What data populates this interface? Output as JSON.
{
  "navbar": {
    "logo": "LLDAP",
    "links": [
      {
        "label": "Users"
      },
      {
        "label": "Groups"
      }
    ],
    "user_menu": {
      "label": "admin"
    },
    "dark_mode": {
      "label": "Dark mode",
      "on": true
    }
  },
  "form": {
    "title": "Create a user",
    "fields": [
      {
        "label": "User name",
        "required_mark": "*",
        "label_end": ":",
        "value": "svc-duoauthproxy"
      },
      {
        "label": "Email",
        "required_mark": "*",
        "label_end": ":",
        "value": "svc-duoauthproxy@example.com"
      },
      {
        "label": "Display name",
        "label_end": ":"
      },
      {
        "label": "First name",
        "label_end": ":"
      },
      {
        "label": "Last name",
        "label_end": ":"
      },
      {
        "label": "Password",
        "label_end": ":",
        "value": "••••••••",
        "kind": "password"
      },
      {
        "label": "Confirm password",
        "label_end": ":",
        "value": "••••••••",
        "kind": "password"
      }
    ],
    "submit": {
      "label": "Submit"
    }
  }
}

What is expected
Recopy all the lines exactly as they appear.

Answer
What data populates this interface? Output as JSON.
{
  "navbar": {
    "logo": "LLDAP",
    "links": [
      {
        "label": "Users"
      },
      {
        "label": "Groups"
      }
    ],
    "user_menu": {
      "label": "admin"
    },
    "dark_mode": {
      "label": "Dark mode",
      "on": true
    }
  },
  "form": {
    "title": "Create a user",
    "fields": [
      {
        "label": "User name",
        "required_mark": "*",
        "label_end": ":",
        "value": "svc-duoauthproxy"
      },
      {
        "label": "Email",
        "required_mark": "*",
        "label_end": ":",
        "value": "svc-duoauthproxy@example.com"
      },
      {
        "label": "Display name",
        "label_end": ":"
      },
      {
        "label": "First name",
        "label_end": ":"
      },
      {
        "label": "Last name",
        "label_end": ":"
      },
      {
        "label": "Password",
        "label_end": ":",
        "value": "••••••••",
        "kind": "password"
      },
      {
        "label": "Confirm password",
        "label_end": ":",
        "value": "••••••••",
        "kind": "password"
      }
    ],
    "submit": {
      "label": "Submit"
    }
  }
}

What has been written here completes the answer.